> [Records excerpted from a collection]
§

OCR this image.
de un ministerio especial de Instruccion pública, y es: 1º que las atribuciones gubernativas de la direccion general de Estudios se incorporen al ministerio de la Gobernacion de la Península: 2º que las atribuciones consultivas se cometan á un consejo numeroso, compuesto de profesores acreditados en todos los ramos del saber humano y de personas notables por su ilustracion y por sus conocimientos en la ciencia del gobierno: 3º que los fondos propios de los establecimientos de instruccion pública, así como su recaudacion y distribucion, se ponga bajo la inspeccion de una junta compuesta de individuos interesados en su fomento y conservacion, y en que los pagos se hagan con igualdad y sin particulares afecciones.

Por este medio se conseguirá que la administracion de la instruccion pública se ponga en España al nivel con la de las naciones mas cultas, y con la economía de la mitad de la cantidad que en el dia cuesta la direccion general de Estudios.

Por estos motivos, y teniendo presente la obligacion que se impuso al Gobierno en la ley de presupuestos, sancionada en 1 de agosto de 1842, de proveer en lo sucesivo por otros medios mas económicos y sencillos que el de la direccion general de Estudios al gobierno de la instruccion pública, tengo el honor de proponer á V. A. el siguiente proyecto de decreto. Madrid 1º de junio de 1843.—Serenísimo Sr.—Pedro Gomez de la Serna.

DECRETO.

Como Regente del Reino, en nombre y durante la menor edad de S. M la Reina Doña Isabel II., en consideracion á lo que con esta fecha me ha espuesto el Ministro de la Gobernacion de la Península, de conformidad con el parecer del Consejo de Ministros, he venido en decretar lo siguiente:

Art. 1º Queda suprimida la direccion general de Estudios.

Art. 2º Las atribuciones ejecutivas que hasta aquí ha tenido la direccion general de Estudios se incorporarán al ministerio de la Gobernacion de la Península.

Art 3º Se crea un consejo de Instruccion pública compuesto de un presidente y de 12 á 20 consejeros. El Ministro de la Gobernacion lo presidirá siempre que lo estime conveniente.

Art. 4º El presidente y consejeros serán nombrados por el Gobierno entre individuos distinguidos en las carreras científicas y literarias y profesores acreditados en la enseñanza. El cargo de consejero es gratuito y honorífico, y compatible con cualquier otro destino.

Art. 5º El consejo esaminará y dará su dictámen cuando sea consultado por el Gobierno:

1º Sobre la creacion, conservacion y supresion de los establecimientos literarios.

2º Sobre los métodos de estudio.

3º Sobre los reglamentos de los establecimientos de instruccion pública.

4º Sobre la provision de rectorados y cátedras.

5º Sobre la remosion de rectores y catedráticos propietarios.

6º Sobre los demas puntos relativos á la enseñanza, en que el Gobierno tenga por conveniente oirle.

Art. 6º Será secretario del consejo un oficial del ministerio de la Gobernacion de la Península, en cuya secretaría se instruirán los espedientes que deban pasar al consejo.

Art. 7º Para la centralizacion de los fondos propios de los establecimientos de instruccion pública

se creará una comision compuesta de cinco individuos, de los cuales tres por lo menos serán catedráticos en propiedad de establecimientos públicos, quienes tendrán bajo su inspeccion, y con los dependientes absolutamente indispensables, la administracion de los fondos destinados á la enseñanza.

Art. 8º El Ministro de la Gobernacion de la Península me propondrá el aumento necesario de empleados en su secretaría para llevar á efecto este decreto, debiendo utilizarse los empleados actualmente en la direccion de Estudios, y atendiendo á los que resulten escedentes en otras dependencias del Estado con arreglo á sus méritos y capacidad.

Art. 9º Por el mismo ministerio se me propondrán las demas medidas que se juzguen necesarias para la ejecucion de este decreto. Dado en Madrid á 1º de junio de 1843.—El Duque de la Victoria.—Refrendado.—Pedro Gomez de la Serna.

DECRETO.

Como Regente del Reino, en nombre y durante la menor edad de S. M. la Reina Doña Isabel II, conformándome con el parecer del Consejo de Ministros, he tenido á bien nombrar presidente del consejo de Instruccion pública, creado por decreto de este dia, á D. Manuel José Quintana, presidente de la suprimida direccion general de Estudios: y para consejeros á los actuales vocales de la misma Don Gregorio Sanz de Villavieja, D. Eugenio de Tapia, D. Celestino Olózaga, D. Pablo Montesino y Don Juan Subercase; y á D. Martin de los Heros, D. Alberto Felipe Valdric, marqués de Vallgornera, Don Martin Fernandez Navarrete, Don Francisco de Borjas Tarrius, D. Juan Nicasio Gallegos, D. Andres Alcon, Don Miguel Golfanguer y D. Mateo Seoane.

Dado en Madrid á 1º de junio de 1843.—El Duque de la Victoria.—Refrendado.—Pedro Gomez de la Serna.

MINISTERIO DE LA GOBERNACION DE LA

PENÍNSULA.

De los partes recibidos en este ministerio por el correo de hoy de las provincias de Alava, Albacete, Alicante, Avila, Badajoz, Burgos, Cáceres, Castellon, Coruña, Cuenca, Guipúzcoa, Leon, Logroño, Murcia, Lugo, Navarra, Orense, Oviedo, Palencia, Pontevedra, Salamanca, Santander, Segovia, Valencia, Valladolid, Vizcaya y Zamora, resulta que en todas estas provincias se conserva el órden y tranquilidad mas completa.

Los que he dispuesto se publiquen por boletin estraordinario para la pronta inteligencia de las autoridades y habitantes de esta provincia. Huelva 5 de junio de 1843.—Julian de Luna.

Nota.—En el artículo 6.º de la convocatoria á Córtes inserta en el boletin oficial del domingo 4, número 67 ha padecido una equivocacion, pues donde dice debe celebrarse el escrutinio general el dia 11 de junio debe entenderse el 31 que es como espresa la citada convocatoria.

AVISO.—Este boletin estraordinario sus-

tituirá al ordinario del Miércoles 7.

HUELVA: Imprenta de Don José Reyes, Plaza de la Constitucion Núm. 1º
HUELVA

§

> [Stated task] Copy every single line of the material above that holds "estraordinario".

> [Answer for this exercise]
Los que he dispuesto se publiquen por boletin estraordinario para la pronta inteligencia de las autoridades y habitantes de esta provincia. Huelva 5 de junio de 1843.—Julian de Luna.
AVISO.—Este boletin estraordinario sus-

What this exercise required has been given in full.